- _Directive_: Could you rename every "mobile-bar" to "phone-bar" in the items below and leave everything else unchanged?

Stored data entries:
## Start

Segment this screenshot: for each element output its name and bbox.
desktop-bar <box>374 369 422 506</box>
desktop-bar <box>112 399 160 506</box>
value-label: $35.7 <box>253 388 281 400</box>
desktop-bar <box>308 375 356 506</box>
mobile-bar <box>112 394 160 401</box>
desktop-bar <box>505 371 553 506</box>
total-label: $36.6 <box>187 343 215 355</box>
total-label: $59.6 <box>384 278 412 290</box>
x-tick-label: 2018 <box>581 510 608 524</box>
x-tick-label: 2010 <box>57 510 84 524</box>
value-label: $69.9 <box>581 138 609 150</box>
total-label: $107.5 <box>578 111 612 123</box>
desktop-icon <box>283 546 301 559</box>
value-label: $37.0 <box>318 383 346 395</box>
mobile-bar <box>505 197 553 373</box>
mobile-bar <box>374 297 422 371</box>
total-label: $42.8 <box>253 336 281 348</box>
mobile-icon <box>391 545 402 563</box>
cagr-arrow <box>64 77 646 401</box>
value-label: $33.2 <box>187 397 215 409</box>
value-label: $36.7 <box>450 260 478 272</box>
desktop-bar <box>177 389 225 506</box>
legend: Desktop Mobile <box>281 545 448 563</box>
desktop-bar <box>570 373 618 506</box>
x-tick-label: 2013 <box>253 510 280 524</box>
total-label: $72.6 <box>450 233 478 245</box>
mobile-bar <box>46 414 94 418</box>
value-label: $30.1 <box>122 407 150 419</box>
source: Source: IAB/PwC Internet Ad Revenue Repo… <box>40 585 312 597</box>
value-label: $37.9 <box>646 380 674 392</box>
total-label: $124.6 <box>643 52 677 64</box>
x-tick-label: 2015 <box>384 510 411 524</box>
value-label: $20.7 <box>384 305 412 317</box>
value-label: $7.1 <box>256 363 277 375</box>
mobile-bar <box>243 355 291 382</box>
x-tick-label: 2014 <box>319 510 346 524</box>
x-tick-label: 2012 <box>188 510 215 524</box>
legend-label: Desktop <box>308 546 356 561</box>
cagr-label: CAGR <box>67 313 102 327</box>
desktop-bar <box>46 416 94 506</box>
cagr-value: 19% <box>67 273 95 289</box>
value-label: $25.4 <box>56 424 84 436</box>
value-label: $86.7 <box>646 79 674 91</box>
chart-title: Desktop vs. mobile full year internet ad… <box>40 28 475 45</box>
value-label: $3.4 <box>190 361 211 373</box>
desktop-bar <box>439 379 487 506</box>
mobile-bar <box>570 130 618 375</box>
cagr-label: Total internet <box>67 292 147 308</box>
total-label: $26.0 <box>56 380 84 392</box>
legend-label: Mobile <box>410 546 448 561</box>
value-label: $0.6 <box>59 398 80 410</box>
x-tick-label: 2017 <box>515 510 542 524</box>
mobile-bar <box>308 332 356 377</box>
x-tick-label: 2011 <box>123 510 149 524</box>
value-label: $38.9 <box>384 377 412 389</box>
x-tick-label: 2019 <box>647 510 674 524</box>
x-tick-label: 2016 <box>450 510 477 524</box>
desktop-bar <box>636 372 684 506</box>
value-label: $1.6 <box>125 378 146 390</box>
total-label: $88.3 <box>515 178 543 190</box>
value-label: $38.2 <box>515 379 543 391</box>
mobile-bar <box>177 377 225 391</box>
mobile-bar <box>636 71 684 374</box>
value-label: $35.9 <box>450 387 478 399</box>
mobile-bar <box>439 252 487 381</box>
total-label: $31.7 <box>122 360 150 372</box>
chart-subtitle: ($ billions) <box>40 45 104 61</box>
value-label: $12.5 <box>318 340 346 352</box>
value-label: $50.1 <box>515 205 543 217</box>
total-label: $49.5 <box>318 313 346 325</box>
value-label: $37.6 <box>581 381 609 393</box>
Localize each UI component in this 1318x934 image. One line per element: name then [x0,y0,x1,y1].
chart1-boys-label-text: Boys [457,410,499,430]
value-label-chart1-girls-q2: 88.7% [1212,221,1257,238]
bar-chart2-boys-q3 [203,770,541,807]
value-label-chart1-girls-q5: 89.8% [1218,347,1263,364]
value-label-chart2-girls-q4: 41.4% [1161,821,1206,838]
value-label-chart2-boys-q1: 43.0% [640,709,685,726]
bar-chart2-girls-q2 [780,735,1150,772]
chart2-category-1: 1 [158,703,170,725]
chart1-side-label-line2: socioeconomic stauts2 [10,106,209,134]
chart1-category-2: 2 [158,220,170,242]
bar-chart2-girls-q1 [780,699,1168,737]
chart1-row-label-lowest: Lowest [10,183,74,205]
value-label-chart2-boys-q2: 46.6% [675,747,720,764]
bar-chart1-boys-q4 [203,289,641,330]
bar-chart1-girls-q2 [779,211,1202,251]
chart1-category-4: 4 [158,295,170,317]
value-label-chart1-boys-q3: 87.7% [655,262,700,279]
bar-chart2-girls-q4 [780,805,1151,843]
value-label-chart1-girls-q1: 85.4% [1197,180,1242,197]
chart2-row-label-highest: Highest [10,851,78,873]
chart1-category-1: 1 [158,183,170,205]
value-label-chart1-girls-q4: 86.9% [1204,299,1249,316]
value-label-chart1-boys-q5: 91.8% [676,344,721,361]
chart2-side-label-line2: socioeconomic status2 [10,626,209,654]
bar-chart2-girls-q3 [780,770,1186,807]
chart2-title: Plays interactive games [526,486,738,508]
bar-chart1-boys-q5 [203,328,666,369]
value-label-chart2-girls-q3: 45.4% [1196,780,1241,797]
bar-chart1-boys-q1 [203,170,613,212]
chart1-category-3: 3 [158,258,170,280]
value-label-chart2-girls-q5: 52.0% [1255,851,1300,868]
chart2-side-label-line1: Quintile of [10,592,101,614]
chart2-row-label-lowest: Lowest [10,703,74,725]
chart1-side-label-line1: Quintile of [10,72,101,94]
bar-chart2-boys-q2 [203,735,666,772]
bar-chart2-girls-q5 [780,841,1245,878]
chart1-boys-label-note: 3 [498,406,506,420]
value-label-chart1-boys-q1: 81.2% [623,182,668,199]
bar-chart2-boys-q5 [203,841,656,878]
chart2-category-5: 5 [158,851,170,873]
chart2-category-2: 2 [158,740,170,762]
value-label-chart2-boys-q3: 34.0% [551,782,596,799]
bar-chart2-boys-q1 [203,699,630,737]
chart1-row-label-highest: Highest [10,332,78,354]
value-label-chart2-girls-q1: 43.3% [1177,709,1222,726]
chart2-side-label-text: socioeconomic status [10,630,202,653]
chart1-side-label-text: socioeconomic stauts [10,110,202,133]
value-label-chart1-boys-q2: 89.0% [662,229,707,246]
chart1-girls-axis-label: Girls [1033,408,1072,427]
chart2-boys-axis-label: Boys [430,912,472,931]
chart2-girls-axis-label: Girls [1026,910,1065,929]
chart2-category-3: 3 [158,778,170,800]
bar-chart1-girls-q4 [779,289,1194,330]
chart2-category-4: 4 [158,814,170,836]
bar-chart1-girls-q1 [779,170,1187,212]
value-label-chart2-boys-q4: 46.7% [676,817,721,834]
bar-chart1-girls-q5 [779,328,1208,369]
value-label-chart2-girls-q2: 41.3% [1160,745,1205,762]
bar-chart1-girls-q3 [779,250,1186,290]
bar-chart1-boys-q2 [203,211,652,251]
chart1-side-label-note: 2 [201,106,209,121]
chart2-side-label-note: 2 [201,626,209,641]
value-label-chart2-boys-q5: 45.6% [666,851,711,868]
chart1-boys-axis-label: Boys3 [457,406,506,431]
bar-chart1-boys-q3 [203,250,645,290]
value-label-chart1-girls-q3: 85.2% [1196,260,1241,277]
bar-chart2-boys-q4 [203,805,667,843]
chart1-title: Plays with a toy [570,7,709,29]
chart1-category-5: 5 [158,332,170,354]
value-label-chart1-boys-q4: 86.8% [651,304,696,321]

## End

- _Answer to this exercise_:
Segment this screenshot: for each element output its name and bbox.
desktop-bar <box>374 369 422 506</box>
desktop-bar <box>112 399 160 506</box>
value-label: $35.7 <box>253 388 281 400</box>
desktop-bar <box>308 375 356 506</box>
phone-bar <box>112 394 160 401</box>
desktop-bar <box>505 371 553 506</box>
total-label: $36.6 <box>187 343 215 355</box>
total-label: $59.6 <box>384 278 412 290</box>
x-tick-label: 2018 <box>581 510 608 524</box>
x-tick-label: 2010 <box>57 510 84 524</box>
value-label: $69.9 <box>581 138 609 150</box>
total-label: $107.5 <box>578 111 612 123</box>
desktop-icon <box>283 546 301 559</box>
value-label: $37.0 <box>318 383 346 395</box>
phone-bar <box>505 197 553 373</box>
phone-bar <box>374 297 422 371</box>
total-label: $42.8 <box>253 336 281 348</box>
mobile-icon <box>391 545 402 563</box>
cagr-arrow <box>64 77 646 401</box>
value-label: $33.2 <box>187 397 215 409</box>
value-label: $36.7 <box>450 260 478 272</box>
desktop-bar <box>177 389 225 506</box>
legend: Desktop Mobile <box>281 545 448 563</box>
desktop-bar <box>570 373 618 506</box>
x-tick-label: 2013 <box>253 510 280 524</box>
total-label: $72.6 <box>450 233 478 245</box>
phone-bar <box>46 414 94 418</box>
value-label: $30.1 <box>122 407 150 419</box>
source: Source: IAB/PwC Internet Ad Revenue Repo… <box>40 585 312 597</box>
value-label: $37.9 <box>646 380 674 392</box>
total-label: $124.6 <box>643 52 677 64</box>
x-tick-label: 2015 <box>384 510 411 524</box>
value-label: $20.7 <box>384 305 412 317</box>
value-label: $7.1 <box>256 363 277 375</box>
phone-bar <box>243 355 291 382</box>
x-tick-label: 2014 <box>319 510 346 524</box>
x-tick-label: 2012 <box>188 510 215 524</box>
legend-label: Desktop <box>308 546 356 561</box>
cagr-label: CAGR <box>67 313 102 327</box>
desktop-bar <box>46 416 94 506</box>
cagr-value: 19% <box>67 273 95 289</box>
value-label: $25.4 <box>56 424 84 436</box>
value-label: $86.7 <box>646 79 674 91</box>
chart-title: Desktop vs. mobile full year internet ad… <box>40 28 475 45</box>
value-label: $3.4 <box>190 361 211 373</box>
desktop-bar <box>439 379 487 506</box>
phone-bar <box>570 130 618 375</box>
cagr-label: Total internet <box>67 292 147 308</box>
total-label: $26.0 <box>56 380 84 392</box>
legend-label: Mobile <box>410 546 448 561</box>
value-label: $0.6 <box>59 398 80 410</box>
x-tick-label: 2017 <box>515 510 542 524</box>
phone-bar <box>308 332 356 377</box>
x-tick-label: 2011 <box>123 510 149 524</box>
value-label: $38.9 <box>384 377 412 389</box>
x-tick-label: 2019 <box>647 510 674 524</box>
x-tick-label: 2016 <box>450 510 477 524</box>
desktop-bar <box>636 372 684 506</box>
value-label: $1.6 <box>125 378 146 390</box>
total-label: $88.3 <box>515 178 543 190</box>
value-label: $38.2 <box>515 379 543 391</box>
phone-bar <box>177 377 225 391</box>
phone-bar <box>636 71 684 374</box>
value-label: $35.9 <box>450 387 478 399</box>
phone-bar <box>439 252 487 381</box>
total-label: $31.7 <box>122 360 150 372</box>
chart-subtitle: ($ billions) <box>40 45 104 61</box>
value-label: $12.5 <box>318 340 346 352</box>
value-label: $50.1 <box>515 205 543 217</box>
total-label: $49.5 <box>318 313 346 325</box>
value-label: $37.6 <box>581 381 609 393</box>
Localize each UI component in this 1318x934 image. One line per element: name then [x0,y0,x1,y1].
chart1-boys-label-text: Boys [457,410,499,430]
value-label-chart1-girls-q2: 88.7% [1212,221,1257,238]
bar-chart2-boys-q3 [203,770,541,807]
value-label-chart1-girls-q5: 89.8% [1218,347,1263,364]
value-label-chart2-girls-q4: 41.4% [1161,821,1206,838]
value-label-chart2-boys-q1: 43.0% [640,709,685,726]
bar-chart2-girls-q2 [780,735,1150,772]
chart2-category-1: 1 [158,703,170,725]
chart1-side-label-line2: socioeconomic stauts2 [10,106,209,134]
chart1-category-2: 2 [158,220,170,242]
bar-chart2-girls-q1 [780,699,1168,737]
chart1-row-label-lowest: Lowest [10,183,74,205]
value-label-chart2-boys-q2: 46.6% [675,747,720,764]
bar-chart1-boys-q4 [203,289,641,330]
bar-chart1-girls-q2 [779,211,1202,251]
chart1-category-4: 4 [158,295,170,317]
value-label-chart1-boys-q3: 87.7% [655,262,700,279]
bar-chart2-girls-q4 [780,805,1151,843]
value-label-chart1-girls-q1: 85.4% [1197,180,1242,197]
chart2-row-label-highest: Highest [10,851,78,873]
chart1-category-1: 1 [158,183,170,205]
value-label-chart1-girls-q4: 86.9% [1204,299,1249,316]
value-label-chart1-boys-q5: 91.8% [676,344,721,361]
chart2-side-label-line2: socioeconomic status2 [10,626,209,654]
bar-chart2-girls-q3 [780,770,1186,807]
chart2-title: Plays interactive games [526,486,738,508]
bar-chart1-boys-q5 [203,328,666,369]
value-label-chart2-girls-q3: 45.4% [1196,780,1241,797]
bar-chart1-boys-q1 [203,170,613,212]
chart1-category-3: 3 [158,258,170,280]
value-label-chart2-girls-q5: 52.0% [1255,851,1300,868]
chart2-side-label-line1: Quintile of [10,592,101,614]
chart2-row-label-lowest: Lowest [10,703,74,725]
chart1-side-label-line1: Quintile of [10,72,101,94]
bar-chart2-boys-q2 [203,735,666,772]
bar-chart2-girls-q5 [780,841,1245,878]
chart1-boys-label-note: 3 [498,406,506,420]
value-label-chart1-boys-q1: 81.2% [623,182,668,199]
bar-chart2-boys-q5 [203,841,656,878]
chart2-category-5: 5 [158,851,170,873]
chart2-category-2: 2 [158,740,170,762]
value-label-chart2-boys-q3: 34.0% [551,782,596,799]
bar-chart2-boys-q1 [203,699,630,737]
chart1-row-label-highest: Highest [10,332,78,354]
value-label-chart2-girls-q1: 43.3% [1177,709,1222,726]
chart2-side-label-text: socioeconomic status [10,630,202,653]
chart1-side-label-text: socioeconomic stauts [10,110,202,133]
value-label-chart1-boys-q2: 89.0% [662,229,707,246]
chart1-girls-axis-label: Girls [1033,408,1072,427]
chart2-boys-axis-label: Boys [430,912,472,931]
chart2-girls-axis-label: Girls [1026,910,1065,929]
chart2-category-3: 3 [158,778,170,800]
bar-chart1-girls-q4 [779,289,1194,330]
chart2-category-4: 4 [158,814,170,836]
bar-chart1-girls-q1 [779,170,1187,212]
value-label-chart2-boys-q4: 46.7% [676,817,721,834]
bar-chart1-girls-q5 [779,328,1208,369]
value-label-chart2-girls-q2: 41.3% [1160,745,1205,762]
bar-chart1-girls-q3 [779,250,1186,290]
bar-chart1-boys-q2 [203,211,652,251]
chart1-side-label-note: 2 [201,106,209,121]
chart2-side-label-note: 2 [201,626,209,641]
value-label-chart2-boys-q5: 45.6% [666,851,711,868]
chart1-boys-axis-label: Boys3 [457,406,506,431]
bar-chart1-boys-q3 [203,250,645,290]
value-label-chart1-girls-q3: 85.2% [1196,260,1241,277]
bar-chart2-boys-q4 [203,805,667,843]
chart1-title: Plays with a toy [570,7,709,29]
chart1-category-5: 5 [158,332,170,354]
value-label-chart1-boys-q4: 86.8% [651,304,696,321]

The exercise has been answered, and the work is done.